══ Exercise input ══
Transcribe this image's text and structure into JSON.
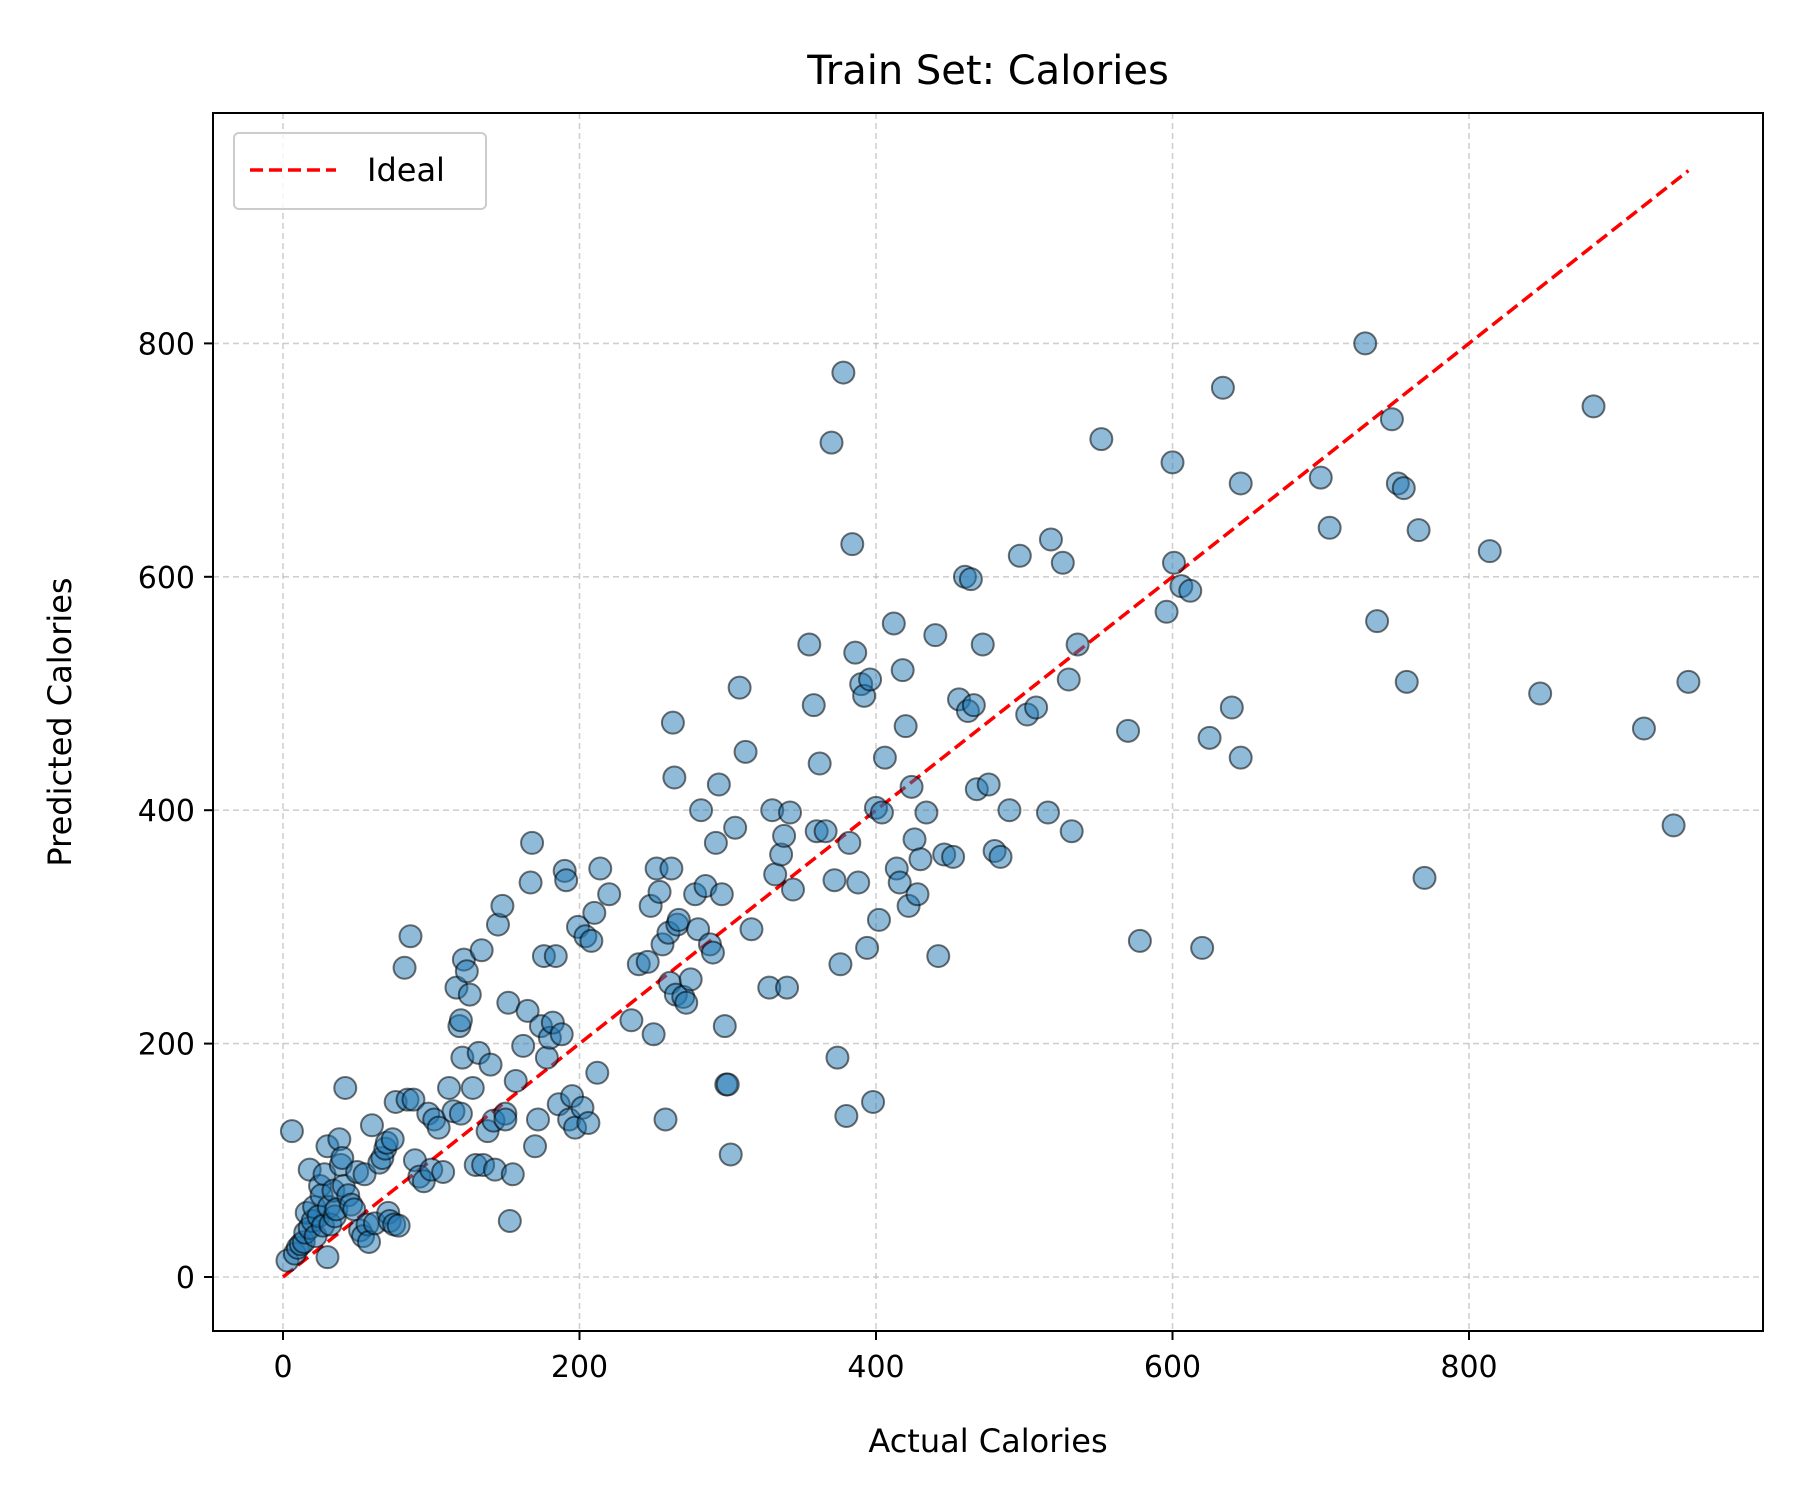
{
  "chart_data": {
    "type": "scatter",
    "title": "Train Set: Calories",
    "xlabel": "Actual Calories",
    "ylabel": "Predicted Calories",
    "xlim": [
      -60,
      1000
    ],
    "ylim": [
      -50,
      1000
    ],
    "xticks": [
      "0",
      "200",
      "400",
      "600",
      "800"
    ],
    "yticks": [
      "0",
      "200",
      "400",
      "600",
      "800"
    ],
    "grid": true,
    "legend_position": "top-left",
    "series": [
      {
        "kind": "points",
        "color": "#1f77b4",
        "alpha": 0.5,
        "edge_color": "#000000",
        "points": [
          [
            3,
            14
          ],
          [
            6,
            125
          ],
          [
            8,
            20
          ],
          [
            10,
            25
          ],
          [
            12,
            28
          ],
          [
            14,
            30
          ],
          [
            15,
            38
          ],
          [
            16,
            55
          ],
          [
            18,
            42
          ],
          [
            18,
            92
          ],
          [
            20,
            48
          ],
          [
            21,
            60
          ],
          [
            22,
            35
          ],
          [
            24,
            52
          ],
          [
            25,
            78
          ],
          [
            26,
            70
          ],
          [
            27,
            44
          ],
          [
            28,
            88
          ],
          [
            30,
            112
          ],
          [
            30,
            17
          ],
          [
            31,
            60
          ],
          [
            32,
            45
          ],
          [
            34,
            74
          ],
          [
            35,
            52
          ],
          [
            36,
            58
          ],
          [
            38,
            118
          ],
          [
            39,
            96
          ],
          [
            40,
            102
          ],
          [
            41,
            78
          ],
          [
            42,
            162
          ],
          [
            44,
            70
          ],
          [
            46,
            62
          ],
          [
            48,
            58
          ],
          [
            50,
            90
          ],
          [
            52,
            40
          ],
          [
            54,
            35
          ],
          [
            55,
            88
          ],
          [
            57,
            45
          ],
          [
            58,
            30
          ],
          [
            60,
            130
          ],
          [
            62,
            46
          ],
          [
            65,
            98
          ],
          [
            67,
            102
          ],
          [
            69,
            110
          ],
          [
            70,
            115
          ],
          [
            71,
            55
          ],
          [
            72,
            48
          ],
          [
            74,
            118
          ],
          [
            75,
            45
          ],
          [
            76,
            150
          ],
          [
            78,
            44
          ],
          [
            82,
            265
          ],
          [
            84,
            152
          ],
          [
            86,
            292
          ],
          [
            88,
            152
          ],
          [
            89,
            100
          ],
          [
            92,
            86
          ],
          [
            95,
            82
          ],
          [
            98,
            140
          ],
          [
            100,
            92
          ],
          [
            102,
            135
          ],
          [
            105,
            128
          ],
          [
            108,
            90
          ],
          [
            112,
            162
          ],
          [
            115,
            142
          ],
          [
            117,
            248
          ],
          [
            119,
            215
          ],
          [
            120,
            220
          ],
          [
            120,
            140
          ],
          [
            121,
            188
          ],
          [
            122,
            272
          ],
          [
            124,
            262
          ],
          [
            126,
            242
          ],
          [
            128,
            162
          ],
          [
            130,
            96
          ],
          [
            132,
            192
          ],
          [
            134,
            280
          ],
          [
            135,
            96
          ],
          [
            138,
            125
          ],
          [
            140,
            182
          ],
          [
            142,
            134
          ],
          [
            143,
            92
          ],
          [
            145,
            302
          ],
          [
            148,
            318
          ],
          [
            150,
            140
          ],
          [
            150,
            135
          ],
          [
            152,
            235
          ],
          [
            153,
            48
          ],
          [
            155,
            88
          ],
          [
            157,
            168
          ],
          [
            162,
            198
          ],
          [
            165,
            228
          ],
          [
            167,
            338
          ],
          [
            168,
            372
          ],
          [
            170,
            112
          ],
          [
            172,
            135
          ],
          [
            174,
            215
          ],
          [
            176,
            275
          ],
          [
            178,
            188
          ],
          [
            180,
            205
          ],
          [
            182,
            218
          ],
          [
            184,
            275
          ],
          [
            186,
            148
          ],
          [
            188,
            208
          ],
          [
            190,
            348
          ],
          [
            191,
            340
          ],
          [
            193,
            135
          ],
          [
            195,
            155
          ],
          [
            197,
            128
          ],
          [
            199,
            300
          ],
          [
            202,
            145
          ],
          [
            204,
            292
          ],
          [
            206,
            132
          ],
          [
            208,
            288
          ],
          [
            210,
            312
          ],
          [
            212,
            175
          ],
          [
            214,
            350
          ],
          [
            220,
            328
          ],
          [
            235,
            220
          ],
          [
            240,
            268
          ],
          [
            246,
            270
          ],
          [
            248,
            318
          ],
          [
            250,
            208
          ],
          [
            252,
            350
          ],
          [
            254,
            330
          ],
          [
            256,
            285
          ],
          [
            258,
            135
          ],
          [
            260,
            295
          ],
          [
            261,
            252
          ],
          [
            262,
            350
          ],
          [
            263,
            475
          ],
          [
            264,
            428
          ],
          [
            265,
            242
          ],
          [
            266,
            302
          ],
          [
            267,
            306
          ],
          [
            270,
            240
          ],
          [
            272,
            235
          ],
          [
            275,
            255
          ],
          [
            278,
            328
          ],
          [
            280,
            298
          ],
          [
            282,
            400
          ],
          [
            285,
            335
          ],
          [
            288,
            285
          ],
          [
            290,
            278
          ],
          [
            292,
            372
          ],
          [
            294,
            422
          ],
          [
            296,
            328
          ],
          [
            298,
            215
          ],
          [
            299,
            165
          ],
          [
            300,
            165
          ],
          [
            302,
            105
          ],
          [
            305,
            385
          ],
          [
            308,
            505
          ],
          [
            312,
            450
          ],
          [
            316,
            298
          ],
          [
            328,
            248
          ],
          [
            330,
            400
          ],
          [
            332,
            345
          ],
          [
            336,
            362
          ],
          [
            338,
            378
          ],
          [
            340,
            248
          ],
          [
            342,
            398
          ],
          [
            344,
            332
          ],
          [
            355,
            542
          ],
          [
            358,
            490
          ],
          [
            360,
            382
          ],
          [
            362,
            440
          ],
          [
            366,
            382
          ],
          [
            370,
            715
          ],
          [
            372,
            340
          ],
          [
            374,
            188
          ],
          [
            376,
            268
          ],
          [
            378,
            775
          ],
          [
            380,
            138
          ],
          [
            382,
            372
          ],
          [
            384,
            628
          ],
          [
            386,
            535
          ],
          [
            388,
            338
          ],
          [
            390,
            508
          ],
          [
            392,
            498
          ],
          [
            394,
            282
          ],
          [
            396,
            512
          ],
          [
            398,
            150
          ],
          [
            400,
            402
          ],
          [
            402,
            306
          ],
          [
            404,
            398
          ],
          [
            406,
            445
          ],
          [
            412,
            560
          ],
          [
            414,
            350
          ],
          [
            416,
            338
          ],
          [
            418,
            520
          ],
          [
            420,
            472
          ],
          [
            422,
            318
          ],
          [
            424,
            420
          ],
          [
            426,
            375
          ],
          [
            428,
            328
          ],
          [
            430,
            358
          ],
          [
            434,
            398
          ],
          [
            440,
            550
          ],
          [
            442,
            275
          ],
          [
            446,
            362
          ],
          [
            452,
            360
          ],
          [
            456,
            495
          ],
          [
            460,
            600
          ],
          [
            462,
            485
          ],
          [
            464,
            598
          ],
          [
            466,
            490
          ],
          [
            468,
            418
          ],
          [
            472,
            542
          ],
          [
            476,
            422
          ],
          [
            480,
            365
          ],
          [
            484,
            360
          ],
          [
            490,
            400
          ],
          [
            497,
            618
          ],
          [
            502,
            482
          ],
          [
            508,
            488
          ],
          [
            516,
            398
          ],
          [
            518,
            632
          ],
          [
            526,
            612
          ],
          [
            530,
            512
          ],
          [
            532,
            382
          ],
          [
            536,
            542
          ],
          [
            552,
            718
          ],
          [
            570,
            468
          ],
          [
            578,
            288
          ],
          [
            596,
            570
          ],
          [
            600,
            698
          ],
          [
            601,
            612
          ],
          [
            606,
            592
          ],
          [
            612,
            588
          ],
          [
            620,
            282
          ],
          [
            625,
            462
          ],
          [
            634,
            762
          ],
          [
            640,
            488
          ],
          [
            646,
            680
          ],
          [
            646,
            445
          ],
          [
            700,
            685
          ],
          [
            706,
            642
          ],
          [
            730,
            800
          ],
          [
            738,
            562
          ],
          [
            748,
            735
          ],
          [
            752,
            680
          ],
          [
            756,
            676
          ],
          [
            758,
            510
          ],
          [
            766,
            640
          ],
          [
            770,
            342
          ],
          [
            814,
            622
          ],
          [
            848,
            500
          ],
          [
            884,
            746
          ],
          [
            918,
            470
          ],
          [
            938,
            387
          ],
          [
            948,
            510
          ]
        ]
      },
      {
        "kind": "line",
        "name": "Ideal",
        "color": "#ff0000",
        "dash": "dashed",
        "points": [
          [
            0,
            0
          ],
          [
            948,
            948
          ]
        ]
      }
    ]
  }
}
═══
## What the task requires
List all lines from the entries that include the word "Calories".

## Result
    "title": "Train Set: Calories",
    "xlabel": "Actual Calories",
    "ylabel": "Predicted Calories",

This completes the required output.